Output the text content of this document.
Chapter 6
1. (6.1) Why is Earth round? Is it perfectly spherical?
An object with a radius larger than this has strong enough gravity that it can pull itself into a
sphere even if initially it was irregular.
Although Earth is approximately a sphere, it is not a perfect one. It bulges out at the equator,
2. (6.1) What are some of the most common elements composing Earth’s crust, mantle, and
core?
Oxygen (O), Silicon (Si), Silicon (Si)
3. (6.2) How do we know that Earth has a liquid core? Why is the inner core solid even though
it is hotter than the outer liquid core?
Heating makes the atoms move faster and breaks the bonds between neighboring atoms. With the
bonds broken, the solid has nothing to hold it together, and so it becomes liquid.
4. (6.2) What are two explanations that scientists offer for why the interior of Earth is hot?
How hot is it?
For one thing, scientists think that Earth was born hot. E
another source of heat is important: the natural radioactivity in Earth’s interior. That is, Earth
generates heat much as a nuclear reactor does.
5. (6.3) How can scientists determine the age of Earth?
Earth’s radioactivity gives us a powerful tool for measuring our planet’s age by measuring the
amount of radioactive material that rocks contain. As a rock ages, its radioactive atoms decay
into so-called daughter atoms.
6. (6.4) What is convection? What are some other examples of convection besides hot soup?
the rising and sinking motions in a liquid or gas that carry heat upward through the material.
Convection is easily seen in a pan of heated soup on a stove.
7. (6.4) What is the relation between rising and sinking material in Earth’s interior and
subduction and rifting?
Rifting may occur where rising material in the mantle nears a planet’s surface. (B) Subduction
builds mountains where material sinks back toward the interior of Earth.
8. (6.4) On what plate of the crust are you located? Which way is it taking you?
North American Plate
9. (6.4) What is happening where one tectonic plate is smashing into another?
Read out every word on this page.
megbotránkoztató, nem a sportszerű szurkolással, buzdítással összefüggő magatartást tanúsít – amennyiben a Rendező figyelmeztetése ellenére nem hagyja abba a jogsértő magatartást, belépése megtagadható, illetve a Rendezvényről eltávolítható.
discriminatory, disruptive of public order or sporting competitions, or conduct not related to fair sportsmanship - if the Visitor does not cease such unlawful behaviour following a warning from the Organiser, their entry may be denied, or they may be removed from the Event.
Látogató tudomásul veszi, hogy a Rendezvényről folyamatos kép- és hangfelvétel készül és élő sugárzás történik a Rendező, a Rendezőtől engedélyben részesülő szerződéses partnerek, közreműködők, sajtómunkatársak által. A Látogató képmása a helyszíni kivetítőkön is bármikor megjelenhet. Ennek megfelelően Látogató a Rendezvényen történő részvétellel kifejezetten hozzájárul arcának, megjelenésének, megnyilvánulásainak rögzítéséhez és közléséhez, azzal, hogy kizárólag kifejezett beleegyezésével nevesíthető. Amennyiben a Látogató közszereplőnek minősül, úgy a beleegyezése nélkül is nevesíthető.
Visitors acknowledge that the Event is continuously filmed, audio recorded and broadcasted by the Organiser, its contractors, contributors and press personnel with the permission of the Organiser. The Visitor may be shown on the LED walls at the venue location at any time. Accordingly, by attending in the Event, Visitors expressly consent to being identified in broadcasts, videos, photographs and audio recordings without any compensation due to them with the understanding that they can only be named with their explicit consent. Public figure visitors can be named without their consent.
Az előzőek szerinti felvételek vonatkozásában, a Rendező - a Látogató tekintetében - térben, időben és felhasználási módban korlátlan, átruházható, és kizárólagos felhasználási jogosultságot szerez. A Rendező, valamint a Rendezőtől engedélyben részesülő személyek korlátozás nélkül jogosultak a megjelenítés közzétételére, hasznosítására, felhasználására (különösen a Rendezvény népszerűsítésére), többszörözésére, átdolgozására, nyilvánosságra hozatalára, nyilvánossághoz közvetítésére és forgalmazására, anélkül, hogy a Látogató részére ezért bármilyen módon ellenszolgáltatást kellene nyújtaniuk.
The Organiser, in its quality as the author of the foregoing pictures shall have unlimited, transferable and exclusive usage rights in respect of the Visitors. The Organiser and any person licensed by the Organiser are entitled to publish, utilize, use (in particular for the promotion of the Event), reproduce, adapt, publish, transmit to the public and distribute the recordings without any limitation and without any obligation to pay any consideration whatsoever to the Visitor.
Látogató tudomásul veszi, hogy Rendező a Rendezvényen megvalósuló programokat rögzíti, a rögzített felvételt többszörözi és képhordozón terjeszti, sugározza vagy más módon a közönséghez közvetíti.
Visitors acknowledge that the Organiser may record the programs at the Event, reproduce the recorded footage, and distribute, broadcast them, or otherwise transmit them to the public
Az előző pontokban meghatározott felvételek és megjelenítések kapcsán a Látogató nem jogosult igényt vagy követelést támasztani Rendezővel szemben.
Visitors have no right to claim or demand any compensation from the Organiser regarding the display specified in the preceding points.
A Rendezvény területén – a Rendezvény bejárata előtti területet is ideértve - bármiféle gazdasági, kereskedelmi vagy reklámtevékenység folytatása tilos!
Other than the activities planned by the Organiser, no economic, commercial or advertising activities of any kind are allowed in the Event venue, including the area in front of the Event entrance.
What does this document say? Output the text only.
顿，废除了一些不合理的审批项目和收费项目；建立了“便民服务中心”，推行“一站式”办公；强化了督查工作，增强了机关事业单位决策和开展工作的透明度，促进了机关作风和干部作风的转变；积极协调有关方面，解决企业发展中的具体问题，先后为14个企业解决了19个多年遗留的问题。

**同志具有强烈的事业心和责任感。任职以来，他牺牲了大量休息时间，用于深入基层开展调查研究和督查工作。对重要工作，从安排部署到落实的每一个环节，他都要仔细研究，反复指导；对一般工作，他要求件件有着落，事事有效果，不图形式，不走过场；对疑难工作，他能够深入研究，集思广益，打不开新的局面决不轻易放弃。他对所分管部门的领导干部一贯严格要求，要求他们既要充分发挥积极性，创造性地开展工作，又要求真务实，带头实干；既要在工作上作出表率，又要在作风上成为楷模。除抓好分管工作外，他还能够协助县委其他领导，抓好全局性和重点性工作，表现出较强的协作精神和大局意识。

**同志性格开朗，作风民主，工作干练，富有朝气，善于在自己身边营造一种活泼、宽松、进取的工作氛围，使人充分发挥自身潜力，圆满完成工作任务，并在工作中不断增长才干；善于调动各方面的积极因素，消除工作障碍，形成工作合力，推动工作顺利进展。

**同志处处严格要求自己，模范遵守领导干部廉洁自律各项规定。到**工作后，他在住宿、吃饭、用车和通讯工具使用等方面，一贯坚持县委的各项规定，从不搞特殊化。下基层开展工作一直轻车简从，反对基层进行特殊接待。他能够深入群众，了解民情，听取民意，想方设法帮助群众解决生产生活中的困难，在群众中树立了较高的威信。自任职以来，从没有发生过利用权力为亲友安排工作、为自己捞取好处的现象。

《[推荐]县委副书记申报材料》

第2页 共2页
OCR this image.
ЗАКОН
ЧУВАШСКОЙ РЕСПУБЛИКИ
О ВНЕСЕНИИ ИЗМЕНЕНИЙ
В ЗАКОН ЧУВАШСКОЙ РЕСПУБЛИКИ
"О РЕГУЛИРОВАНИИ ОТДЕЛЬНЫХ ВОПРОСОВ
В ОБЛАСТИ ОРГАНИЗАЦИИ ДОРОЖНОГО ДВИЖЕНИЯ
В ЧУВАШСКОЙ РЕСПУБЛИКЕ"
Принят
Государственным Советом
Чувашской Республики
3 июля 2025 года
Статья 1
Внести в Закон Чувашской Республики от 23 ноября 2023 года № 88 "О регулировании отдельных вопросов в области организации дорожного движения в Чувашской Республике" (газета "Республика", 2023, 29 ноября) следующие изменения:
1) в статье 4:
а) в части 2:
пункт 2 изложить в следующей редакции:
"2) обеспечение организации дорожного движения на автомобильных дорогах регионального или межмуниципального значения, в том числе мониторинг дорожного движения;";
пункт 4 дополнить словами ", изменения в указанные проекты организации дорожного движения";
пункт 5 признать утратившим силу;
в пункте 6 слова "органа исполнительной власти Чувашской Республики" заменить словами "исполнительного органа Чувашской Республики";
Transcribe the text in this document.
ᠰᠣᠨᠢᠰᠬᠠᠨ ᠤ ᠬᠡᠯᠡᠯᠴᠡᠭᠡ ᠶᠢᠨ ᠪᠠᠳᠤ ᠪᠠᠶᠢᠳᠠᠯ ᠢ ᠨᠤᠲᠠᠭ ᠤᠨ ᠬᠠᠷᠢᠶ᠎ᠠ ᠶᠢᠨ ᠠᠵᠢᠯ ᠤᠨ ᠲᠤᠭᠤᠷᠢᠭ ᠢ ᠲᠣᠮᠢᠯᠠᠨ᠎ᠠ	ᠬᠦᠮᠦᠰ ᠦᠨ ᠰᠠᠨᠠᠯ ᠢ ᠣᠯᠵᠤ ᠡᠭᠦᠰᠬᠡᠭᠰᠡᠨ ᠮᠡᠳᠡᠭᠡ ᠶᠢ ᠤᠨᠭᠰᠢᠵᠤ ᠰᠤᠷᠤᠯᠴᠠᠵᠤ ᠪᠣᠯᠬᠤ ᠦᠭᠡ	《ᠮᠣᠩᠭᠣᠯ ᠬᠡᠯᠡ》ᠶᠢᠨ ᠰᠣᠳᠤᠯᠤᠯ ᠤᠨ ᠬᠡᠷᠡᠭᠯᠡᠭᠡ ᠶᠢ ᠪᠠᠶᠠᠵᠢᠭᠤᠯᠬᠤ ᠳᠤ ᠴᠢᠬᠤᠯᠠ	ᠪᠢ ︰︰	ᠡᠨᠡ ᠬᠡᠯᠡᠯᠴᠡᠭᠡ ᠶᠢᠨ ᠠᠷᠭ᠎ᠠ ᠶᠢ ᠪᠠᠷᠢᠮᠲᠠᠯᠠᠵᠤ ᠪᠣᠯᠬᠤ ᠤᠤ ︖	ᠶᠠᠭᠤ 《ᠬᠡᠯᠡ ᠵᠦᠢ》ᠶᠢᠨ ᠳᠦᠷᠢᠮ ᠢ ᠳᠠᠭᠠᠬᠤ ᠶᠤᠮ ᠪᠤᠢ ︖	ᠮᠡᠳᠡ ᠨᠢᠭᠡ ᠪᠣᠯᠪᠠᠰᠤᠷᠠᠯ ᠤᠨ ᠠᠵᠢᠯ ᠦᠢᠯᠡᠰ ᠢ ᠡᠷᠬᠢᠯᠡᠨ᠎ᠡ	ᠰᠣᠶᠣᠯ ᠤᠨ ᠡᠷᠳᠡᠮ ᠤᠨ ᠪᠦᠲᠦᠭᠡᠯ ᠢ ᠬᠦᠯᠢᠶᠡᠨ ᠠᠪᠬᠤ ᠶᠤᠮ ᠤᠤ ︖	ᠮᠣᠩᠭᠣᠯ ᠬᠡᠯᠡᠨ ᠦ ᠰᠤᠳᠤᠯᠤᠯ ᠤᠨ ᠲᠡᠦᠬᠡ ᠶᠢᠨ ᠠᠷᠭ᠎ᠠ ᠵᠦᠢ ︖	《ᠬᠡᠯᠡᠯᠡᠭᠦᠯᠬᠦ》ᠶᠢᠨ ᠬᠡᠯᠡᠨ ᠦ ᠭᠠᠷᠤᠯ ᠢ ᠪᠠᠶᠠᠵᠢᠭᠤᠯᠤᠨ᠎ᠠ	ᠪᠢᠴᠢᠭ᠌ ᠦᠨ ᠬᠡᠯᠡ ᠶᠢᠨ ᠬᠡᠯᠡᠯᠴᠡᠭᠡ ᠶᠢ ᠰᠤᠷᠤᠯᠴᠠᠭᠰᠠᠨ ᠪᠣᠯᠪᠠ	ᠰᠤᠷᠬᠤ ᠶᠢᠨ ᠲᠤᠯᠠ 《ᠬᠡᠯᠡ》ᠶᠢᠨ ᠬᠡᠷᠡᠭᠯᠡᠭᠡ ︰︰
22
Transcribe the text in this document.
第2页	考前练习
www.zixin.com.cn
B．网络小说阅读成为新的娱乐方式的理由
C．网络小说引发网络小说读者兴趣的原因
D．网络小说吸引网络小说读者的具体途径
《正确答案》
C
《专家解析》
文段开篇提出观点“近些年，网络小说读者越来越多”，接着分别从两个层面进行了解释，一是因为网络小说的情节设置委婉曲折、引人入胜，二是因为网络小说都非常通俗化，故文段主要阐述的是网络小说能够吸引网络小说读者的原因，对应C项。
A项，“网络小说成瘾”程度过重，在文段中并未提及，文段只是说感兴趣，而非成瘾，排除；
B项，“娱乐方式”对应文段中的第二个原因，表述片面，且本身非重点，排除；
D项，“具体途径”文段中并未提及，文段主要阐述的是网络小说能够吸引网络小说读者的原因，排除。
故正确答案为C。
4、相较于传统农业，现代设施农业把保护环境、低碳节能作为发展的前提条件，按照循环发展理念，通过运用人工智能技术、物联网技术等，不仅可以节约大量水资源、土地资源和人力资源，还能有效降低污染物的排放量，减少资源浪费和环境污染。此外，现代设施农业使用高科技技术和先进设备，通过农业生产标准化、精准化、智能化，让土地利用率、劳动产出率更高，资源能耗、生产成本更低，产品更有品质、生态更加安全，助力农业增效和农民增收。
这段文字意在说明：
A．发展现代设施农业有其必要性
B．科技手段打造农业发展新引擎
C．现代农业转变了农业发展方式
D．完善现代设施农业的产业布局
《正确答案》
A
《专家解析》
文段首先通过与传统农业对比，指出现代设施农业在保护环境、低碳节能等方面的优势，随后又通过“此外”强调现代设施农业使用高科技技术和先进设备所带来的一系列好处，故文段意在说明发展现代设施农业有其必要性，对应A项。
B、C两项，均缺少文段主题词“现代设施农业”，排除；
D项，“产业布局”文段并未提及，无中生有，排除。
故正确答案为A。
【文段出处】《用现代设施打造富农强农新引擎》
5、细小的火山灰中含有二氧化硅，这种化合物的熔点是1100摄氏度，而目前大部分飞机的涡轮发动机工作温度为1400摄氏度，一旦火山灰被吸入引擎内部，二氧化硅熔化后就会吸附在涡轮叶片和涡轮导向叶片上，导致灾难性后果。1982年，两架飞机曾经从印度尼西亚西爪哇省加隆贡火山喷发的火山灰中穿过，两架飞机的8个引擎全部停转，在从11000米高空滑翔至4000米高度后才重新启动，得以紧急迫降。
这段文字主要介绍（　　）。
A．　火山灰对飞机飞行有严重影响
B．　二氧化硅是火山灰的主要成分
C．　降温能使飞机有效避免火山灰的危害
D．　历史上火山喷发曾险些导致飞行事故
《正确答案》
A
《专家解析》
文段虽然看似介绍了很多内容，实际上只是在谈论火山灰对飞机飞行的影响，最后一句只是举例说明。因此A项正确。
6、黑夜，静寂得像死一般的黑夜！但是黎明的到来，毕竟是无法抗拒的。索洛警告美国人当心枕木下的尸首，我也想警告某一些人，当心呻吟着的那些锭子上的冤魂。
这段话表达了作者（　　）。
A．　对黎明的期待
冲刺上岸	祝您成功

> _Problem requirements_
Within the material above, find the lines that contain the word "Rendezvényen"; copy them.

> _Answer in full_
Látogató tudomásul veszi, hogy a Rendezvényről folyamatos kép- és hangfelvétel készül és élő sugárzás történik a Rendező, a Rendezőtől engedélyben részesülő szerződéses partnerek, közreműködők, sajtómunkatársak által. A Látogató képmása a helyszíni kivetítőkön is bármikor megjelenhet. Ennek megfelelően Látogató a Rendezvényen történő részvétellel kifejezetten hozzájárul arcának, megjelenésének, megnyilvánulásainak rögzítéséhez és közléséhez, azzal, hogy kizárólag kifejezett beleegyezésével nevesíthető. Amennyiben a Látogató közszereplőnek minősül, úgy a beleegyezése nélkül is nevesíthető.
Látogató tudomásul veszi, hogy Rendező a Rendezvényen megvalósuló programokat rögzíti, a rögzített felvételt többszörözi és képhordozón terjeszti, sugározza vagy más módon a közönséghez közvetíti.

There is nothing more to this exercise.